- _DATA ENTRIES_:
++++

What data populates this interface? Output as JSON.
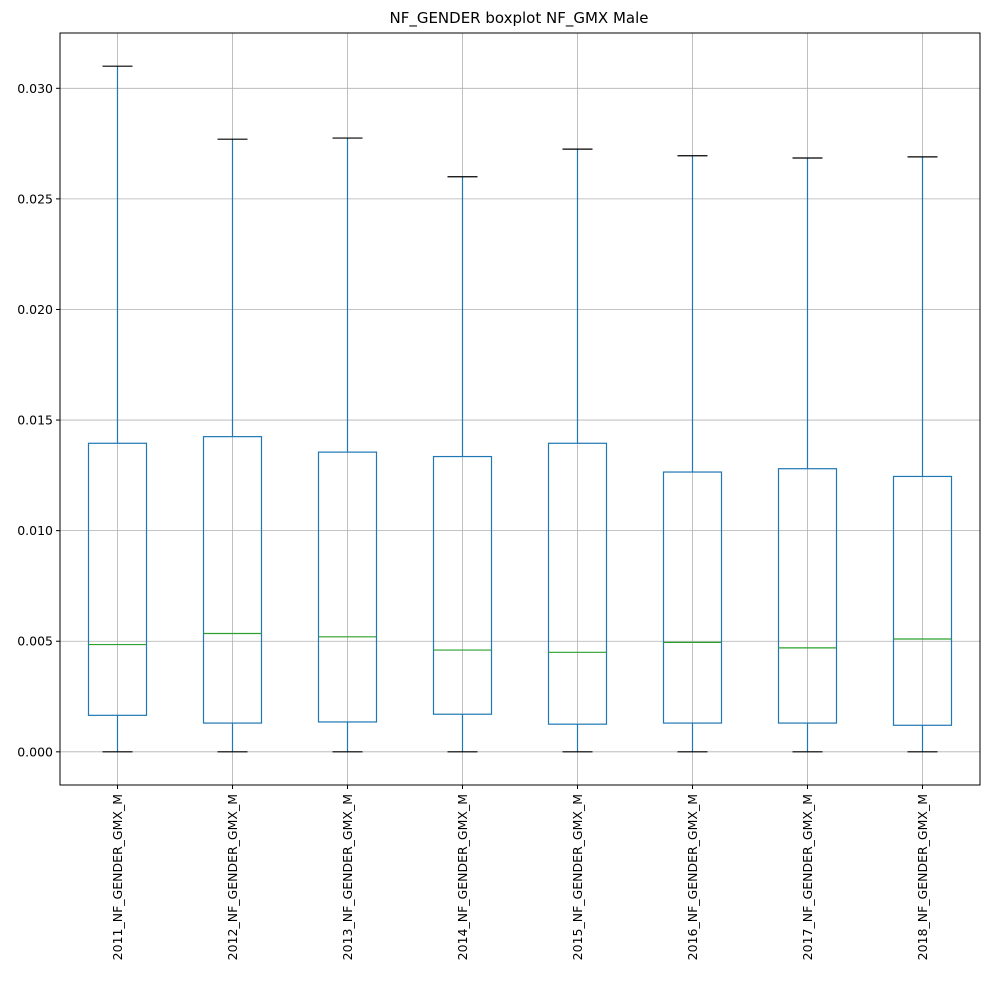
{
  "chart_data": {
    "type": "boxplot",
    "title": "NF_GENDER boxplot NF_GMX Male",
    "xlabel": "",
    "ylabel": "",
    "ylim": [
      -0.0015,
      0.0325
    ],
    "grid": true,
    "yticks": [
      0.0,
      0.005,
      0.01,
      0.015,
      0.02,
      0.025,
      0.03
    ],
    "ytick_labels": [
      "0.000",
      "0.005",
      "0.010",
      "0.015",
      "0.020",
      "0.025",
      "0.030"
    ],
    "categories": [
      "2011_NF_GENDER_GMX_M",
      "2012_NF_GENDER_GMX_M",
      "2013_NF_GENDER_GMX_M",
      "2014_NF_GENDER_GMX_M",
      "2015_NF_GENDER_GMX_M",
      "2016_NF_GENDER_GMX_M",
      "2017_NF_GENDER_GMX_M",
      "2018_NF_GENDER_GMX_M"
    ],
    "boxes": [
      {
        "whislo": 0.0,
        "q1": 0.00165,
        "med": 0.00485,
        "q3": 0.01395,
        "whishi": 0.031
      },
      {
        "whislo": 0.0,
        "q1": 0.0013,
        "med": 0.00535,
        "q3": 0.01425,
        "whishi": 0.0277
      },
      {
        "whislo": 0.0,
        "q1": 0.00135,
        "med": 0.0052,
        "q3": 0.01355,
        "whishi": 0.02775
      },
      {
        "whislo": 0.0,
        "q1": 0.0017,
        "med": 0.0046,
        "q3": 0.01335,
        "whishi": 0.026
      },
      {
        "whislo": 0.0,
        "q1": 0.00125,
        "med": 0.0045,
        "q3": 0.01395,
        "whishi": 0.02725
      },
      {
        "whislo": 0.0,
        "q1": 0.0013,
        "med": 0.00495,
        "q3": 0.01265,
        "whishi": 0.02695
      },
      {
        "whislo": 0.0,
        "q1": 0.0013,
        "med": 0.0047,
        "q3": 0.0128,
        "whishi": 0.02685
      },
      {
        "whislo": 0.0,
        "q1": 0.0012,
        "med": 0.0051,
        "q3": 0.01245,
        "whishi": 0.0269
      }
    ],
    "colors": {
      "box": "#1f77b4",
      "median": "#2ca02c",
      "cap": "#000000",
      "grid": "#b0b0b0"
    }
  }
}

++++

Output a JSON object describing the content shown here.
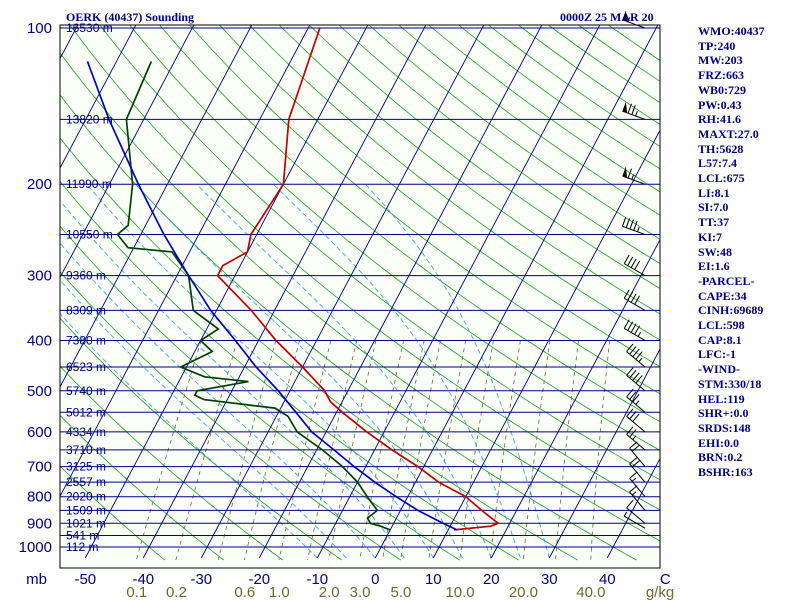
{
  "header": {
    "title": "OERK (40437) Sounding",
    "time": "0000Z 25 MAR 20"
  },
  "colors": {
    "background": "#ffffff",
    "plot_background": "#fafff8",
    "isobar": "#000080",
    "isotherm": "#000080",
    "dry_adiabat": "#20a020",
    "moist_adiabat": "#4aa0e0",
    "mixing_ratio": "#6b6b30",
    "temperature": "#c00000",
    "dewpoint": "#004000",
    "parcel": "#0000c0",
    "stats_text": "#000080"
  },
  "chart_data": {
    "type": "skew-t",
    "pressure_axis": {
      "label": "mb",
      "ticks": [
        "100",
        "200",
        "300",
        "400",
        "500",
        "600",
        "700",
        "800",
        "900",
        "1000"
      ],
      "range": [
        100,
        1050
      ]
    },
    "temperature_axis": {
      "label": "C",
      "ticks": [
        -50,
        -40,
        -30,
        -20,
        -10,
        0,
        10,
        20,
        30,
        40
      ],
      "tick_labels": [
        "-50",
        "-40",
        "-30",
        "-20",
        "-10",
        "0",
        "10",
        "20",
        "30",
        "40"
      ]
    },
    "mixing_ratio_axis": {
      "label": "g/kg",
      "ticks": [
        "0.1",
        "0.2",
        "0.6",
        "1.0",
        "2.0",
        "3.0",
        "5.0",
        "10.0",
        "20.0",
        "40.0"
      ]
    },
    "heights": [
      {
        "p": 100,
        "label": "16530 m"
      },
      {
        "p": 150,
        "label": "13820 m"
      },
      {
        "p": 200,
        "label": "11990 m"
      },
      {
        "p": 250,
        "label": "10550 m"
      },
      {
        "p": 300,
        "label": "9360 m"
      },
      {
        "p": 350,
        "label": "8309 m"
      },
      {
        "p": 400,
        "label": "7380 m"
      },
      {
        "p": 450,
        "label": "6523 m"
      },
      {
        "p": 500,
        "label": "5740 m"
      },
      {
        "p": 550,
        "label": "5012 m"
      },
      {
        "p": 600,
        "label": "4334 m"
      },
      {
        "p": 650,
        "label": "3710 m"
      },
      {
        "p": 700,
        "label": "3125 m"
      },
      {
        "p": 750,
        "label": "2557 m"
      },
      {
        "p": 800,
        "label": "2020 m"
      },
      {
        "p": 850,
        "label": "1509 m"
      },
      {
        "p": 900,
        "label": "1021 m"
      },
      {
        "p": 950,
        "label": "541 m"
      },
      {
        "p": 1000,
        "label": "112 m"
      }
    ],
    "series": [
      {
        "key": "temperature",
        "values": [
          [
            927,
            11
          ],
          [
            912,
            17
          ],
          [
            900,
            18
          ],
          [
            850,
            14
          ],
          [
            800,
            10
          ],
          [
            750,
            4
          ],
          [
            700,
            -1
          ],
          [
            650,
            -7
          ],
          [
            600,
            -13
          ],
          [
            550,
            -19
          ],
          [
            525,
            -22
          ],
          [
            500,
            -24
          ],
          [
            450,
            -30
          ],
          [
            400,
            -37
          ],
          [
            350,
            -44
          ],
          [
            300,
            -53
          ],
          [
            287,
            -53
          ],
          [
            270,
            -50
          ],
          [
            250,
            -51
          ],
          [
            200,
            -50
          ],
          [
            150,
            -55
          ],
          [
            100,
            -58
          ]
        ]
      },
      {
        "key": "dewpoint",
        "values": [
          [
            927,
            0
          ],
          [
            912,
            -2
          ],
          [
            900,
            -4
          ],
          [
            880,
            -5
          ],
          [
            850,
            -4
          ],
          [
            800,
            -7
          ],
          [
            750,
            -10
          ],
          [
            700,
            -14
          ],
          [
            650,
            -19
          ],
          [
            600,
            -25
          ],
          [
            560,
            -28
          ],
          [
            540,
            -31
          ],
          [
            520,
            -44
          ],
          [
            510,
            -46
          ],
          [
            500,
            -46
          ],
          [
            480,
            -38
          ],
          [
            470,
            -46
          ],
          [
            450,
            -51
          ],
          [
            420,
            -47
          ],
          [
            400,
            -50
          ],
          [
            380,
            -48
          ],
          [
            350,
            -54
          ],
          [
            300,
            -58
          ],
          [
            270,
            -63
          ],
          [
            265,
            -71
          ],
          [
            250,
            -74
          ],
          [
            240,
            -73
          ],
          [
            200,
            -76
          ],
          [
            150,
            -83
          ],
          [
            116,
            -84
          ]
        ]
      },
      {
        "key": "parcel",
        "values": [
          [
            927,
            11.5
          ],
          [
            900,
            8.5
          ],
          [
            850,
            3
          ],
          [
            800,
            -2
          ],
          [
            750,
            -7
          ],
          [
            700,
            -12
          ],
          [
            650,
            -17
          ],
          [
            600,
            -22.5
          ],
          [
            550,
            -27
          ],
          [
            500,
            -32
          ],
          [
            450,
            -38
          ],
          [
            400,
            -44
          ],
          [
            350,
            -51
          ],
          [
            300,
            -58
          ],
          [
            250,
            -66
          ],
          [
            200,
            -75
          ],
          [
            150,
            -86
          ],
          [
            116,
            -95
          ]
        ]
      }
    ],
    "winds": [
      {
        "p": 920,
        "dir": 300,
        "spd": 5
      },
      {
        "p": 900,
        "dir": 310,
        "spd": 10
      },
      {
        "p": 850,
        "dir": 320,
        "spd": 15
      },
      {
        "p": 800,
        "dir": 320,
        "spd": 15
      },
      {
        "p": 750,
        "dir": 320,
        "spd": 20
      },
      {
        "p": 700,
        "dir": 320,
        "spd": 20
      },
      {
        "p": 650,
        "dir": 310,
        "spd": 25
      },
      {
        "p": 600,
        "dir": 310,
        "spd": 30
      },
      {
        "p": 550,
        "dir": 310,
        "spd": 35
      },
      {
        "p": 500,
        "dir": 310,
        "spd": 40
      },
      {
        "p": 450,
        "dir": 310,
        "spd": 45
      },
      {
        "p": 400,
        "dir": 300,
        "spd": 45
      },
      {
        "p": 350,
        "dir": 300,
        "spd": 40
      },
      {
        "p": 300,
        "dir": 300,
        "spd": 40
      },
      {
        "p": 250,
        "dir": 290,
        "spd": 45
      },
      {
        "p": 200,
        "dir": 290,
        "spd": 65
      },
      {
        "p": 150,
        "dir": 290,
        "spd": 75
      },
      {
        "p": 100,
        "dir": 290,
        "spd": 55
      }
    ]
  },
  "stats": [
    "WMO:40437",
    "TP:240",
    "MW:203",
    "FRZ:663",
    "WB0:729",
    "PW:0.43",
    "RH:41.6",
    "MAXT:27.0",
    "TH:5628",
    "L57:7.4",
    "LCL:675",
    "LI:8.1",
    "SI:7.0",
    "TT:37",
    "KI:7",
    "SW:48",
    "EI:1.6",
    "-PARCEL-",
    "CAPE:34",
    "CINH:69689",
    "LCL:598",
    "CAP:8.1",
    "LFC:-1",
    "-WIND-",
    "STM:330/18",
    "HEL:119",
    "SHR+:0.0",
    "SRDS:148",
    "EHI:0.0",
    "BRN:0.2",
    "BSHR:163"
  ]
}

++++

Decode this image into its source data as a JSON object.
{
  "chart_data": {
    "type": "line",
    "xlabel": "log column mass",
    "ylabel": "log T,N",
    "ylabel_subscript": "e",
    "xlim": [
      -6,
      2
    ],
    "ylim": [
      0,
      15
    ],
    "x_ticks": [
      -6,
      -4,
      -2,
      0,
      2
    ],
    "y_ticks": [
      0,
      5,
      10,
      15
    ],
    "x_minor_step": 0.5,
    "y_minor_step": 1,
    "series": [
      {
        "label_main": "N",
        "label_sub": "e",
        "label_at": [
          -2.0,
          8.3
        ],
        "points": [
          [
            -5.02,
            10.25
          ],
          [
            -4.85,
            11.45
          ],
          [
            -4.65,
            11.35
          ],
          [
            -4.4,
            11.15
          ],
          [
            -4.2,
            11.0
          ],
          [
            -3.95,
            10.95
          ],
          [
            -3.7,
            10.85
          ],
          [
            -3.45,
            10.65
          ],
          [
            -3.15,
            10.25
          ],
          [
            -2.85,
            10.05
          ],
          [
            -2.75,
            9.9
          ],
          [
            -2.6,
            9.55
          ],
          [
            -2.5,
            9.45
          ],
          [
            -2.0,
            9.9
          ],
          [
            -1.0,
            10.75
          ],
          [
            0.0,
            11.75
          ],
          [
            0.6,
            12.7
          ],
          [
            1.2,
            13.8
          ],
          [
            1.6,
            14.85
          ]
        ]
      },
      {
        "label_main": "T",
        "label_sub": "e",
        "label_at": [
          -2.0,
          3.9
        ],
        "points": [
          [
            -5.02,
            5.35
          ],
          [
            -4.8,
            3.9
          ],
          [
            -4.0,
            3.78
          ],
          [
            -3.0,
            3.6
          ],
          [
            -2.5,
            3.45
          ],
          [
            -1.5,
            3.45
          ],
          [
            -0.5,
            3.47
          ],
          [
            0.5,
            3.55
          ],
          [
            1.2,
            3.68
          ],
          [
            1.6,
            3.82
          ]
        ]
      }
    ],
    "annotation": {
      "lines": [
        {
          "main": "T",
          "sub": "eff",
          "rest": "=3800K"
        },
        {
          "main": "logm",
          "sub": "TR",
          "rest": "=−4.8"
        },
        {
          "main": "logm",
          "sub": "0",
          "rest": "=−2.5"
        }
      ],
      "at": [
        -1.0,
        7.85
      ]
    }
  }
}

++++

- _DIRECTIVE_:
Which lines contain the word "JSON"? Return each of them.

- _CORRECT RESPONSE_:
What data populates this interface? Output as JSON.
Output a JSON object describing the content shown here.
Decode this image into its source data as a JSON object.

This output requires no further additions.